> Provided information:
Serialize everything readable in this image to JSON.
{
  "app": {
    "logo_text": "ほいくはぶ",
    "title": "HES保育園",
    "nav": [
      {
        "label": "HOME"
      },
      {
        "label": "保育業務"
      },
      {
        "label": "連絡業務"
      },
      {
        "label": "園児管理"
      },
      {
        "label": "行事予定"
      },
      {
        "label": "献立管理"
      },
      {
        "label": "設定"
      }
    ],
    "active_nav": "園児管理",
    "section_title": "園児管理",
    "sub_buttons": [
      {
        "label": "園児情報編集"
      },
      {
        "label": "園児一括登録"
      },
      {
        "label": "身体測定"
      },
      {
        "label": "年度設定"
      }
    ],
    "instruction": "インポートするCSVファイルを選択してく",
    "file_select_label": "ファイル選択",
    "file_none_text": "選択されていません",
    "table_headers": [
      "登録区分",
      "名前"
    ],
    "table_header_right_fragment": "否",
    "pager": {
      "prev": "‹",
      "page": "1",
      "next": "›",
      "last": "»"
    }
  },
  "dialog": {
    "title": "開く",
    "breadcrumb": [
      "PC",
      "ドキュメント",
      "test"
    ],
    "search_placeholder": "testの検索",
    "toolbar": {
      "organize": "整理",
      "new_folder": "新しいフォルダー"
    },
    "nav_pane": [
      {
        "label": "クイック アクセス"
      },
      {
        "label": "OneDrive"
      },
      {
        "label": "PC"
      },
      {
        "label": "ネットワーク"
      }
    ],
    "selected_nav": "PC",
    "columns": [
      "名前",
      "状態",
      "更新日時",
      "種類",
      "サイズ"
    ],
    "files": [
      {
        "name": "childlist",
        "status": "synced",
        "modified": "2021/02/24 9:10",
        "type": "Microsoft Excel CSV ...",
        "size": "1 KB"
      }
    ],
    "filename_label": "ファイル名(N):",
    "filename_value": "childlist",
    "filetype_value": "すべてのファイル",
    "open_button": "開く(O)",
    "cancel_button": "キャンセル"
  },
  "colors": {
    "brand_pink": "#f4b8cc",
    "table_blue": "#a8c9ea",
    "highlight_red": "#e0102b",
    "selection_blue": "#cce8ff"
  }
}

> Task to complete: Restate each of the entries above verbatim.

> Finished exercise:
Serialize everything readable in this image to JSON.
{
  "app": {
    "logo_text": "ほいくはぶ",
    "title": "HES保育園",
    "nav": [
      {
        "label": "HOME"
      },
      {
        "label": "保育業務"
      },
      {
        "label": "連絡業務"
      },
      {
        "label": "園児管理"
      },
      {
        "label": "行事予定"
      },
      {
        "label": "献立管理"
      },
      {
        "label": "設定"
      }
    ],
    "active_nav": "園児管理",
    "section_title": "園児管理",
    "sub_buttons": [
      {
        "label": "園児情報編集"
      },
      {
        "label": "園児一括登録"
      },
      {
        "label": "身体測定"
      },
      {
        "label": "年度設定"
      }
    ],
    "instruction": "インポートするCSVファイルを選択してく",
    "file_select_label": "ファイル選択",
    "file_none_text": "選択されていません",
    "table_headers": [
      "登録区分",
      "名前"
    ],
    "table_header_right_fragment": "否",
    "pager": {
      "prev": "‹",
      "page": "1",
      "next": "›",
      "last": "»"
    }
  },
  "dialog": {
    "title": "開く",
    "breadcrumb": [
      "PC",
      "ドキュメント",
      "test"
    ],
    "search_placeholder": "testの検索",
    "toolbar": {
      "organize": "整理",
      "new_folder": "新しいフォルダー"
    },
    "nav_pane": [
      {
        "label": "クイック アクセス"
      },
      {
        "label": "OneDrive"
      },
      {
        "label": "PC"
      },
      {
        "label": "ネットワーク"
      }
    ],
    "selected_nav": "PC",
    "columns": [
      "名前",
      "状態",
      "更新日時",
      "種類",
      "サイズ"
    ],
    "files": [
      {
        "name": "childlist",
        "status": "synced",
        "modified": "2021/02/24 9:10",
        "type": "Microsoft Excel CSV ...",
        "size": "1 KB"
      }
    ],
    "filename_label": "ファイル名(N):",
    "filename_value": "childlist",
    "filetype_value": "すべてのファイル",
    "open_button": "開く(O)",
    "cancel_button": "キャンセル"
  },
  "colors": {
    "brand_pink": "#f4b8cc",
    "table_blue": "#a8c9ea",
    "highlight_red": "#e0102b",
    "selection_blue": "#cce8ff"
  }
}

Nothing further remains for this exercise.